*Problem to work on*
Can you give all the records again without altering a single character?

*Recorded information*
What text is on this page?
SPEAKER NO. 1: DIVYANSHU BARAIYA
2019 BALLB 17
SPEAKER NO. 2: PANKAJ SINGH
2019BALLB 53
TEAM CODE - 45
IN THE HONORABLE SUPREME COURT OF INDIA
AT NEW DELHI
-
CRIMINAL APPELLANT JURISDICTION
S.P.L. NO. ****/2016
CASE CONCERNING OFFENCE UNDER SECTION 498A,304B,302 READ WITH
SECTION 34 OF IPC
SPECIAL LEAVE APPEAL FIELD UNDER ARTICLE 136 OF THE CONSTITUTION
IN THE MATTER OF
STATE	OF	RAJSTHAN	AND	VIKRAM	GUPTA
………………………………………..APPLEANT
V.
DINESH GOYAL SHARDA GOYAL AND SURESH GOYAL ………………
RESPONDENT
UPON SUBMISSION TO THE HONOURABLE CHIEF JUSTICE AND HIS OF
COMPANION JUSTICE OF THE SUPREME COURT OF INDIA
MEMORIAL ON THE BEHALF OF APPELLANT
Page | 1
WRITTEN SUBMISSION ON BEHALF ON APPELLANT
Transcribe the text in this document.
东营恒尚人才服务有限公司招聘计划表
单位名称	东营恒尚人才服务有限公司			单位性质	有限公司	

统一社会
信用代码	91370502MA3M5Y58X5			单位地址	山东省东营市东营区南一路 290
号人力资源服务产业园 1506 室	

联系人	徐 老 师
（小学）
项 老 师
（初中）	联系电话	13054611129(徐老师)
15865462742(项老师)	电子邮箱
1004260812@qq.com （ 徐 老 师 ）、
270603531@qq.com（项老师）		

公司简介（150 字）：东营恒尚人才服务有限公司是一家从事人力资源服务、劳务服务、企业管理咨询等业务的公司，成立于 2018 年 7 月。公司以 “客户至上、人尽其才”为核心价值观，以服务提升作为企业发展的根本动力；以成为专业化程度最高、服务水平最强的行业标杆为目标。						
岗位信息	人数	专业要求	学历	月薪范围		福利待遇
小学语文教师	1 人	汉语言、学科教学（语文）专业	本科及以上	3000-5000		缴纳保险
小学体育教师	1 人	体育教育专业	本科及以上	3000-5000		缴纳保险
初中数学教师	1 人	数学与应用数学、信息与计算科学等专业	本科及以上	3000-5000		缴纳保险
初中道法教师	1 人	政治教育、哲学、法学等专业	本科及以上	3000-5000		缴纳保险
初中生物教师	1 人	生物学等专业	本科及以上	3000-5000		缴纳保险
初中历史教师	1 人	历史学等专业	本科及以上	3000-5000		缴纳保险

*Written answer*
What text is on this page?
SPEAKER NO. 1: DIVYANSHU BARAIYA
2019 BALLB 17
SPEAKER NO. 2: PANKAJ SINGH
2019BALLB 53
TEAM CODE - 45
IN THE HONORABLE SUPREME COURT OF INDIA
AT NEW DELHI
-
CRIMINAL APPELLANT JURISDICTION
S.P.L. NO. ****/2016
CASE CONCERNING OFFENCE UNDER SECTION 498A,304B,302 READ WITH
SECTION 34 OF IPC
SPECIAL LEAVE APPEAL FIELD UNDER ARTICLE 136 OF THE CONSTITUTION
IN THE MATTER OF
STATE	OF	RAJSTHAN	AND	VIKRAM	GUPTA
………………………………………..APPLEANT
V.
DINESH GOYAL SHARDA GOYAL AND SURESH GOYAL ………………
RESPONDENT
UPON SUBMISSION TO THE HONOURABLE CHIEF JUSTICE AND HIS OF
COMPANION JUSTICE OF THE SUPREME COURT OF INDIA
MEMORIAL ON THE BEHALF OF APPELLANT
Page | 1
WRITTEN SUBMISSION ON BEHALF ON APPELLANT
Transcribe the text in this document.
东营恒尚人才服务有限公司招聘计划表
单位名称	东营恒尚人才服务有限公司			单位性质	有限公司	

统一社会
信用代码	91370502MA3M5Y58X5			单位地址	山东省东营市东营区南一路 290
号人力资源服务产业园 1506 室	

联系人	徐 老 师
（小学）
项 老 师
（初中）	联系电话	13054611129(徐老师)
15865462742(项老师)	电子邮箱
1004260812@qq.com （ 徐 老 师 ）、
270603531@qq.com（项老师）		

公司简介（150 字）：东营恒尚人才服务有限公司是一家从事人力资源服务、劳务服务、企业管理咨询等业务的公司，成立于 2018 年 7 月。公司以 “客户至上、人尽其才”为核心价值观，以服务提升作为企业发展的根本动力；以成为专业化程度最高、服务水平最强的行业标杆为目标。						
岗位信息	人数	专业要求	学历	月薪范围		福利待遇
小学语文教师	1 人	汉语言、学科教学（语文）专业	本科及以上	3000-5000		缴纳保险
小学体育教师	1 人	体育教育专业	本科及以上	3000-5000		缴纳保险
初中数学教师	1 人	数学与应用数学、信息与计算科学等专业	本科及以上	3000-5000		缴纳保险
初中道法教师	1 人	政治教育、哲学、法学等专业	本科及以上	3000-5000		缴纳保险
初中生物教师	1 人	生物学等专业	本科及以上	3000-5000		缴纳保险
初中历史教师	1 人	历史学等专业	本科及以上	3000-5000		缴纳保险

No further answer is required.